(Extracted data entries)
= = = =
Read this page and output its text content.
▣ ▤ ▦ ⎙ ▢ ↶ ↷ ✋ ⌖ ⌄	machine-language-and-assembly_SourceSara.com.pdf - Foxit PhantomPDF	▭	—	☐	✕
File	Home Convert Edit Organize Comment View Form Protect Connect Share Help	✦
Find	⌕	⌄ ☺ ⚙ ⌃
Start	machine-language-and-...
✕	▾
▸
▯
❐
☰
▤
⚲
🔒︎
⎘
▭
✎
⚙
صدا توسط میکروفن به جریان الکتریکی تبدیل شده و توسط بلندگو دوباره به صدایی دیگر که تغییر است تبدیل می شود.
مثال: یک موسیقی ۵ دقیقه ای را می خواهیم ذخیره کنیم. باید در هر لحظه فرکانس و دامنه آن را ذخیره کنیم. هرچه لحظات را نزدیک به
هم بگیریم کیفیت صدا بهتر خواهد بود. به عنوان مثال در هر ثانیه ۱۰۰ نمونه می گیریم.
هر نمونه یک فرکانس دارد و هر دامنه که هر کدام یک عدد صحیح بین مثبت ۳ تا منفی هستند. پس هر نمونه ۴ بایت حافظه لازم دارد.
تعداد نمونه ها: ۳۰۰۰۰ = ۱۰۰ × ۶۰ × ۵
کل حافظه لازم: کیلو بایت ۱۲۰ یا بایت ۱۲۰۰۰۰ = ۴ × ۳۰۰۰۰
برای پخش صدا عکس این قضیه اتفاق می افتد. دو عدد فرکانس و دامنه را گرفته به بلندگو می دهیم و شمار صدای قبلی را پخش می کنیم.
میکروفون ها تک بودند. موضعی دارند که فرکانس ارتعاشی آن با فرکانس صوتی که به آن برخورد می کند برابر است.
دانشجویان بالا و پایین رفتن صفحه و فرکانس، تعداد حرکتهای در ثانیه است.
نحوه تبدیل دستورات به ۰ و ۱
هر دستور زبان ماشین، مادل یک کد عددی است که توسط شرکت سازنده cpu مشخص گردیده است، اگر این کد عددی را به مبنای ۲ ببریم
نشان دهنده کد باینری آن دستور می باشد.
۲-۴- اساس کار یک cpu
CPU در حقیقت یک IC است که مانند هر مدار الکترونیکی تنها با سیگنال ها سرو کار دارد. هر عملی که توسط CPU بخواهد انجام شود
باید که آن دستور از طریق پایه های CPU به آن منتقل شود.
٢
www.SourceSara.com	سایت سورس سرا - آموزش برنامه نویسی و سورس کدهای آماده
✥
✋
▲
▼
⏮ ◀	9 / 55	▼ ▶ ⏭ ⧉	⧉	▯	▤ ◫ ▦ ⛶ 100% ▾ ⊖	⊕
= = = =
Exactly as shown above, return every record.

Read this page and output its text content.
▣ ▤ ▦ ⎙ ▢ ↶ ↷ ✋ ⌖ ⌄	machine-language-and-assembly_SourceSara.com.pdf - Foxit PhantomPDF	▭	—	☐	✕
File	Home Convert Edit Organize Comment View Form Protect Connect Share Help	✦
Find	⌕	⌄ ☺ ⚙ ⌃
Start	machine-language-and-...
✕	▾
▸
▯
❐
☰
▤
⚲
🔒︎
⎘
▭
✎
⚙
صدا توسط میکروفن به جریان الکتریکی تبدیل شده و توسط بلندگو دوباره به صدایی دیگر که تغییر است تبدیل می شود.
مثال: یک موسیقی ۵ دقیقه ای را می خواهیم ذخیره کنیم. باید در هر لحظه فرکانس و دامنه آن را ذخیره کنیم. هرچه لحظات را نزدیک به
هم بگیریم کیفیت صدا بهتر خواهد بود. به عنوان مثال در هر ثانیه ۱۰۰ نمونه می گیریم.
هر نمونه یک فرکانس دارد و هر دامنه که هر کدام یک عدد صحیح بین مثبت ۳ تا منفی هستند. پس هر نمونه ۴ بایت حافظه لازم دارد.
تعداد نمونه ها: ۳۰۰۰۰ = ۱۰۰ × ۶۰ × ۵
کل حافظه لازم: کیلو بایت ۱۲۰ یا بایت ۱۲۰۰۰۰ = ۴ × ۳۰۰۰۰
برای پخش صدا عکس این قضیه اتفاق می افتد. دو عدد فرکانس و دامنه را گرفته به بلندگو می دهیم و شمار صدای قبلی را پخش می کنیم.
میکروفون ها تک بودند. موضعی دارند که فرکانس ارتعاشی آن با فرکانس صوتی که به آن برخورد می کند برابر است.
دانشجویان بالا و پایین رفتن صفحه و فرکانس، تعداد حرکتهای در ثانیه است.
نحوه تبدیل دستورات به ۰ و ۱
هر دستور زبان ماشین، مادل یک کد عددی است که توسط شرکت سازنده cpu مشخص گردیده است، اگر این کد عددی را به مبنای ۲ ببریم
نشان دهنده کد باینری آن دستور می باشد.
۲-۴- اساس کار یک cpu
CPU در حقیقت یک IC است که مانند هر مدار الکترونیکی تنها با سیگنال ها سرو کار دارد. هر عملی که توسط CPU بخواهد انجام شود
باید که آن دستور از طریق پایه های CPU به آن منتقل شود.
٢
www.SourceSara.com	سایت سورس سرا - آموزش برنامه نویسی و سورس کدهای آماده
✥
✋
▲
▼
⏮ ◀	9 / 55	▼ ▶ ⏭ ⧉	⧉	▯	▤ ◫ ▦ ⛶ 100% ▾ ⊖	⊕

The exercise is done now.